Exactly repeat all the records below, omitting the images they hold.

☆ ☆ ☆

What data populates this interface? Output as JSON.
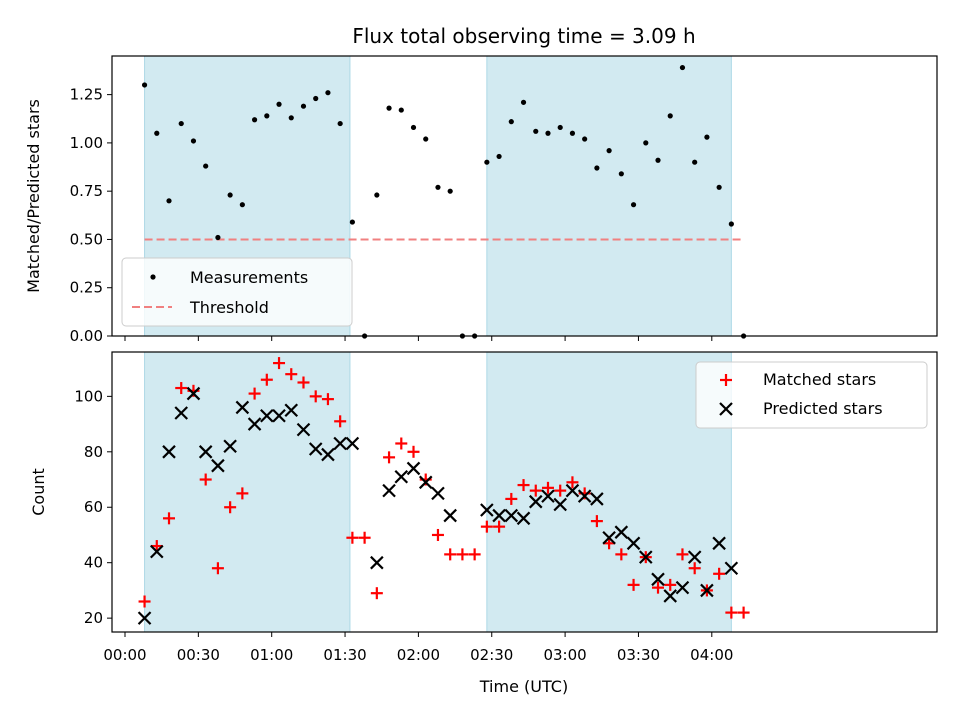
{
  "chart_data": [
    {
      "type": "scatter",
      "title": "Flux total observing time = 3.09 h",
      "ylabel": "Matched/Predicted stars",
      "xlabel": "",
      "ylim": [
        0,
        1.45
      ],
      "yticks": [
        "0.00",
        "0.25",
        "0.50",
        "0.75",
        "1.00",
        "1.25"
      ],
      "shaded_intervals": [
        [
          "00:08",
          "01:32"
        ],
        [
          "02:28",
          "04:08"
        ]
      ],
      "shade_color": "#add8e6",
      "threshold": 0.5,
      "threshold_color": "#ff0000",
      "legend_position": "lower-left",
      "series": [
        {
          "name": "Measurements",
          "marker": "dot",
          "color": "#000000",
          "x": [
            "00:08",
            "00:13",
            "00:18",
            "00:23",
            "00:28",
            "00:33",
            "00:38",
            "00:43",
            "00:48",
            "00:53",
            "00:58",
            "01:03",
            "01:08",
            "01:13",
            "01:18",
            "01:23",
            "01:28",
            "01:33",
            "01:38",
            "01:43",
            "01:48",
            "01:53",
            "01:58",
            "02:03",
            "02:08",
            "02:13",
            "02:18",
            "02:23",
            "02:28",
            "02:33",
            "02:38",
            "02:43",
            "02:48",
            "02:53",
            "02:58",
            "03:03",
            "03:08",
            "03:13",
            "03:18",
            "03:23",
            "03:28",
            "03:33",
            "03:38",
            "03:43",
            "03:48",
            "03:53",
            "03:58",
            "04:03",
            "04:08",
            "04:13"
          ],
          "y": [
            1.3,
            1.05,
            0.7,
            1.1,
            1.01,
            0.88,
            0.51,
            0.73,
            0.68,
            1.12,
            1.14,
            1.2,
            1.13,
            1.19,
            1.23,
            1.26,
            1.1,
            0.59,
            0.0,
            0.73,
            1.18,
            1.17,
            1.08,
            1.02,
            0.77,
            0.75,
            0.0,
            0.0,
            0.9,
            0.93,
            1.11,
            1.21,
            1.06,
            1.05,
            1.08,
            1.05,
            1.02,
            0.87,
            0.96,
            0.84,
            0.68,
            1.0,
            0.91,
            1.14,
            1.39,
            0.9,
            1.03,
            0.77,
            0.58,
            0.0
          ]
        },
        {
          "name": "Threshold",
          "type": "line",
          "style": "dashed",
          "color": "#f08080",
          "x": [
            "00:08",
            "04:13"
          ],
          "y": [
            0.5,
            0.5
          ]
        }
      ]
    },
    {
      "type": "scatter",
      "title": "",
      "xlabel": "Time (UTC)",
      "ylabel": "Count",
      "ylim": [
        15,
        116
      ],
      "yticks": [
        "20",
        "40",
        "60",
        "80",
        "100"
      ],
      "xticks": [
        "00:00",
        "00:30",
        "01:00",
        "01:30",
        "02:00",
        "02:30",
        "03:00",
        "03:30",
        "04:00"
      ],
      "shaded_intervals": [
        [
          "00:08",
          "01:32"
        ],
        [
          "02:28",
          "04:08"
        ]
      ],
      "legend_position": "top-right",
      "series": [
        {
          "name": "Matched stars",
          "marker": "plus",
          "color": "#ff0000",
          "x": [
            "00:08",
            "00:13",
            "00:18",
            "00:23",
            "00:28",
            "00:33",
            "00:38",
            "00:43",
            "00:48",
            "00:53",
            "00:58",
            "01:03",
            "01:08",
            "01:13",
            "01:18",
            "01:23",
            "01:28",
            "01:33",
            "01:38",
            "01:43",
            "01:48",
            "01:53",
            "01:58",
            "02:03",
            "02:08",
            "02:13",
            "02:18",
            "02:23",
            "02:28",
            "02:33",
            "02:38",
            "02:43",
            "02:48",
            "02:53",
            "02:58",
            "03:03",
            "03:08",
            "03:13",
            "03:18",
            "03:23",
            "03:28",
            "03:33",
            "03:38",
            "03:43",
            "03:48",
            "03:53",
            "03:58",
            "04:03",
            "04:08",
            "04:13"
          ],
          "y": [
            26,
            46,
            56,
            103,
            102,
            70,
            38,
            60,
            65,
            101,
            106,
            112,
            108,
            105,
            100,
            99,
            91,
            49,
            49,
            29,
            78,
            83,
            80,
            70,
            50,
            43,
            43,
            43,
            53,
            53,
            63,
            68,
            66,
            67,
            66,
            69,
            65,
            55,
            47,
            43,
            32,
            42,
            31,
            32,
            43,
            38,
            30,
            36,
            22,
            22
          ]
        },
        {
          "name": "Predicted stars",
          "marker": "x",
          "color": "#000000",
          "x": [
            "00:08",
            "00:13",
            "00:18",
            "00:23",
            "00:28",
            "00:33",
            "00:38",
            "00:43",
            "00:48",
            "00:53",
            "00:58",
            "01:03",
            "01:08",
            "01:13",
            "01:18",
            "01:23",
            "01:28",
            "01:33",
            "01:43",
            "01:48",
            "01:53",
            "01:58",
            "02:03",
            "02:08",
            "02:13",
            "02:28",
            "02:33",
            "02:38",
            "02:43",
            "02:48",
            "02:53",
            "02:58",
            "03:03",
            "03:08",
            "03:13",
            "03:18",
            "03:23",
            "03:28",
            "03:33",
            "03:38",
            "03:43",
            "03:48",
            "03:53",
            "03:58",
            "04:03",
            "04:08"
          ],
          "y": [
            20,
            44,
            80,
            94,
            101,
            80,
            75,
            82,
            96,
            90,
            93,
            93,
            95,
            88,
            81,
            79,
            83,
            83,
            40,
            66,
            71,
            74,
            69,
            65,
            57,
            59,
            57,
            57,
            56,
            62,
            64,
            61,
            66,
            64,
            63,
            49,
            51,
            47,
            42,
            34,
            28,
            31,
            42,
            30,
            47,
            38
          ]
        }
      ]
    }
  ]
}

☆ ☆ ☆

▶ Answer for this exercise
What data populates this interface? Output as JSON.
{
  "chart_data": [
    {
      "type": "scatter",
      "title": "Flux total observing time = 3.09 h",
      "ylabel": "Matched/Predicted stars",
      "xlabel": "",
      "ylim": [
        0,
        1.45
      ],
      "yticks": [
        "0.00",
        "0.25",
        "0.50",
        "0.75",
        "1.00",
        "1.25"
      ],
      "shaded_intervals": [
        [
          "00:08",
          "01:32"
        ],
        [
          "02:28",
          "04:08"
        ]
      ],
      "shade_color": "#add8e6",
      "threshold": 0.5,
      "threshold_color": "#ff0000",
      "legend_position": "lower-left",
      "series": [
        {
          "name": "Measurements",
          "marker": "dot",
          "color": "#000000",
          "x": [
            "00:08",
            "00:13",
            "00:18",
            "00:23",
            "00:28",
            "00:33",
            "00:38",
            "00:43",
            "00:48",
            "00:53",
            "00:58",
            "01:03",
            "01:08",
            "01:13",
            "01:18",
            "01:23",
            "01:28",
            "01:33",
            "01:38",
            "01:43",
            "01:48",
            "01:53",
            "01:58",
            "02:03",
            "02:08",
            "02:13",
            "02:18",
            "02:23",
            "02:28",
            "02:33",
            "02:38",
            "02:43",
            "02:48",
            "02:53",
            "02:58",
            "03:03",
            "03:08",
            "03:13",
            "03:18",
            "03:23",
            "03:28",
            "03:33",
            "03:38",
            "03:43",
            "03:48",
            "03:53",
            "03:58",
            "04:03",
            "04:08",
            "04:13"
          ],
          "y": [
            1.3,
            1.05,
            0.7,
            1.1,
            1.01,
            0.88,
            0.51,
            0.73,
            0.68,
            1.12,
            1.14,
            1.2,
            1.13,
            1.19,
            1.23,
            1.26,
            1.1,
            0.59,
            0.0,
            0.73,
            1.18,
            1.17,
            1.08,
            1.02,
            0.77,
            0.75,
            0.0,
            0.0,
            0.9,
            0.93,
            1.11,
            1.21,
            1.06,
            1.05,
            1.08,
            1.05,
            1.02,
            0.87,
            0.96,
            0.84,
            0.68,
            1.0,
            0.91,
            1.14,
            1.39,
            0.9,
            1.03,
            0.77,
            0.58,
            0.0
          ]
        },
        {
          "name": "Threshold",
          "type": "line",
          "style": "dashed",
          "color": "#f08080",
          "x": [
            "00:08",
            "04:13"
          ],
          "y": [
            0.5,
            0.5
          ]
        }
      ]
    },
    {
      "type": "scatter",
      "title": "",
      "xlabel": "Time (UTC)",
      "ylabel": "Count",
      "ylim": [
        15,
        116
      ],
      "yticks": [
        "20",
        "40",
        "60",
        "80",
        "100"
      ],
      "xticks": [
        "00:00",
        "00:30",
        "01:00",
        "01:30",
        "02:00",
        "02:30",
        "03:00",
        "03:30",
        "04:00"
      ],
      "shaded_intervals": [
        [
          "00:08",
          "01:32"
        ],
        [
          "02:28",
          "04:08"
        ]
      ],
      "legend_position": "top-right",
      "series": [
        {
          "name": "Matched stars",
          "marker": "plus",
          "color": "#ff0000",
          "x": [
            "00:08",
            "00:13",
            "00:18",
            "00:23",
            "00:28",
            "00:33",
            "00:38",
            "00:43",
            "00:48",
            "00:53",
            "00:58",
            "01:03",
            "01:08",
            "01:13",
            "01:18",
            "01:23",
            "01:28",
            "01:33",
            "01:38",
            "01:43",
            "01:48",
            "01:53",
            "01:58",
            "02:03",
            "02:08",
            "02:13",
            "02:18",
            "02:23",
            "02:28",
            "02:33",
            "02:38",
            "02:43",
            "02:48",
            "02:53",
            "02:58",
            "03:03",
            "03:08",
            "03:13",
            "03:18",
            "03:23",
            "03:28",
            "03:33",
            "03:38",
            "03:43",
            "03:48",
            "03:53",
            "03:58",
            "04:03",
            "04:08",
            "04:13"
          ],
          "y": [
            26,
            46,
            56,
            103,
            102,
            70,
            38,
            60,
            65,
            101,
            106,
            112,
            108,
            105,
            100,
            99,
            91,
            49,
            49,
            29,
            78,
            83,
            80,
            70,
            50,
            43,
            43,
            43,
            53,
            53,
            63,
            68,
            66,
            67,
            66,
            69,
            65,
            55,
            47,
            43,
            32,
            42,
            31,
            32,
            43,
            38,
            30,
            36,
            22,
            22
          ]
        },
        {
          "name": "Predicted stars",
          "marker": "x",
          "color": "#000000",
          "x": [
            "00:08",
            "00:13",
            "00:18",
            "00:23",
            "00:28",
            "00:33",
            "00:38",
            "00:43",
            "00:48",
            "00:53",
            "00:58",
            "01:03",
            "01:08",
            "01:13",
            "01:18",
            "01:23",
            "01:28",
            "01:33",
            "01:43",
            "01:48",
            "01:53",
            "01:58",
            "02:03",
            "02:08",
            "02:13",
            "02:28",
            "02:33",
            "02:38",
            "02:43",
            "02:48",
            "02:53",
            "02:58",
            "03:03",
            "03:08",
            "03:13",
            "03:18",
            "03:23",
            "03:28",
            "03:33",
            "03:38",
            "03:43",
            "03:48",
            "03:53",
            "03:58",
            "04:03",
            "04:08"
          ],
          "y": [
            20,
            44,
            80,
            94,
            101,
            80,
            75,
            82,
            96,
            90,
            93,
            93,
            95,
            88,
            81,
            79,
            83,
            83,
            40,
            66,
            71,
            74,
            69,
            65,
            57,
            59,
            57,
            57,
            56,
            62,
            64,
            61,
            66,
            64,
            63,
            49,
            51,
            47,
            42,
            34,
            28,
            31,
            42,
            30,
            47,
            38
          ]
        }
      ]
    }
  ]
}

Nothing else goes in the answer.